→ PROBLEM DETAILS
In this exercise, return the whole listing exactly, excluding any images.

→ INPUT ROWS
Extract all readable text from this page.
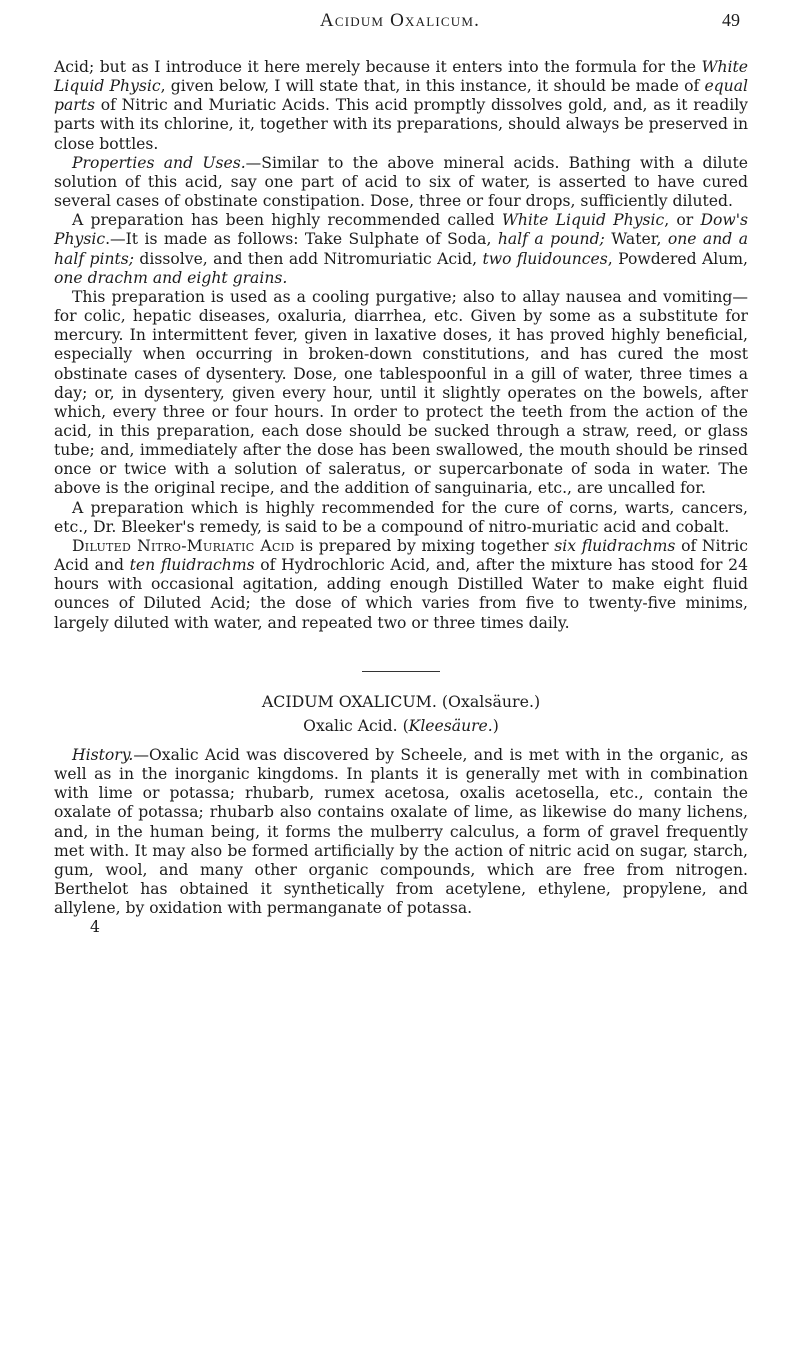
Acidum Oxalicum.	49

Acid; but as I introduce it here merely because it enters into the formula for the White Liquid Physic, given below, I will state that, in this instance, it should be made of equal parts of Nitric and Muriatic Acids. This acid promptly dissolves gold, and, as it readily parts with its chlorine, it, together with its preparations, should always be preserved in close bottles.

Properties and Uses.—Similar to the above mineral acids. Bathing with a dilute solution of this acid, say one part of acid to six of water, is asserted to have cured several cases of obstinate constipation. Dose, three or four drops, sufficiently diluted.

A preparation has been highly recommended called White Liquid Physic, or Dow's Physic.—It is made as follows: Take Sulphate of Soda, half a pound; Water, one and a half pints; dissolve, and then add Nitromuriatic Acid, two fluidounces, Powdered Alum, one drachm and eight grains.

This preparation is used as a cooling purgative; also to allay nausea and vomiting—for colic, hepatic diseases, oxaluria, diarrhea, etc. Given by some as a substitute for mercury. In intermittent fever, given in laxative doses, it has proved highly beneficial, especially when occurring in broken-down constitutions, and has cured the most obstinate cases of dysentery. Dose, one tablespoonful in a gill of water, three times a day; or, in dysentery, given every hour, until it slightly operates on the bowels, after which, every three or four hours. In order to protect the teeth from the action of the acid, in this preparation, each dose should be sucked through a straw, reed, or glass tube; and, immediately after the dose has been swallowed, the mouth should be rinsed once or twice with a solution of saleratus, or supercarbonate of soda in water. The above is the original recipe, and the addition of sanguinaria, etc., are uncalled for.

A preparation which is highly recommended for the cure of corns, warts, cancers, etc., Dr. Bleeker's remedy, is said to be a compound of nitro-muriatic acid and cobalt.

Diluted Nitro-Muriatic Acid is prepared by mixing together six fluidrachms of Nitric Acid and ten fluidrachms of Hydrochloric Acid, and, after the mixture has stood for 24 hours with occasional agitation, adding enough Distilled Water to make eight fluid ounces of Diluted Acid; the dose of which varies from five to twenty-five minims, largely diluted with water, and repeated two or three times daily.

ACIDUM OXALICUM. (Oxalsäure.)
Oxalic Acid. (Kleesäure.)

History.—Oxalic Acid was discovered by Scheele, and is met with in the organic, as well as in the inorganic kingdoms. In plants it is generally met with in combination with lime or potassa; rhubarb, rumex acetosa, oxalis acetosella, etc., contain the oxalate of potassa; rhubarb also contains oxalate of lime, as likewise do many lichens, and, in the human being, it forms the mulberry calculus, a form of gravel frequently met with. It may also be formed artificially by the action of nitric acid on sugar, starch, gum, wool, and many other organic compounds, which are free from nitrogen. Berthelot has obtained it synthetically from acetylene, ethylene, propylene, and allylene, by oxidation with permanganate of potassa.

4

→ RESULT OF THIS EXERCISE
Extract all readable text from this page.
Acidum Oxalicum.	49

Acid; but as I introduce it here merely because it enters into the formula for the White Liquid Physic, given below, I will state that, in this instance, it should be made of equal parts of Nitric and Muriatic Acids. This acid promptly dissolves gold, and, as it readily parts with its chlorine, it, together with its preparations, should always be preserved in close bottles.

Properties and Uses.—Similar to the above mineral acids. Bathing with a dilute solution of this acid, say one part of acid to six of water, is asserted to have cured several cases of obstinate constipation. Dose, three or four drops, sufficiently diluted.

A preparation has been highly recommended called White Liquid Physic, or Dow's Physic.—It is made as follows: Take Sulphate of Soda, half a pound; Water, one and a half pints; dissolve, and then add Nitromuriatic Acid, two fluidounces, Powdered Alum, one drachm and eight grains.

This preparation is used as a cooling purgative; also to allay nausea and vomiting—for colic, hepatic diseases, oxaluria, diarrhea, etc. Given by some as a substitute for mercury. In intermittent fever, given in laxative doses, it has proved highly beneficial, especially when occurring in broken-down constitutions, and has cured the most obstinate cases of dysentery. Dose, one tablespoonful in a gill of water, three times a day; or, in dysentery, given every hour, until it slightly operates on the bowels, after which, every three or four hours. In order to protect the teeth from the action of the acid, in this preparation, each dose should be sucked through a straw, reed, or glass tube; and, immediately after the dose has been swallowed, the mouth should be rinsed once or twice with a solution of saleratus, or supercarbonate of soda in water. The above is the original recipe, and the addition of sanguinaria, etc., are uncalled for.

A preparation which is highly recommended for the cure of corns, warts, cancers, etc., Dr. Bleeker's remedy, is said to be a compound of nitro-muriatic acid and cobalt.

Diluted Nitro-Muriatic Acid is prepared by mixing together six fluidrachms of Nitric Acid and ten fluidrachms of Hydrochloric Acid, and, after the mixture has stood for 24 hours with occasional agitation, adding enough Distilled Water to make eight fluid ounces of Diluted Acid; the dose of which varies from five to twenty-five minims, largely diluted with water, and repeated two or three times daily.

ACIDUM OXALICUM. (Oxalsäure.)
Oxalic Acid. (Kleesäure.)

History.—Oxalic Acid was discovered by Scheele, and is met with in the organic, as well as in the inorganic kingdoms. In plants it is generally met with in combination with lime or potassa; rhubarb, rumex acetosa, oxalis acetosella, etc., contain the oxalate of potassa; rhubarb also contains oxalate of lime, as likewise do many lichens, and, in the human being, it forms the mulberry calculus, a form of gravel frequently met with. It may also be formed artificially by the action of nitric acid on sugar, starch, gum, wool, and many other organic compounds, which are free from nitrogen. Berthelot has obtained it synthetically from acetylene, ethylene, propylene, and allylene, by oxidation with permanganate of potassa.

4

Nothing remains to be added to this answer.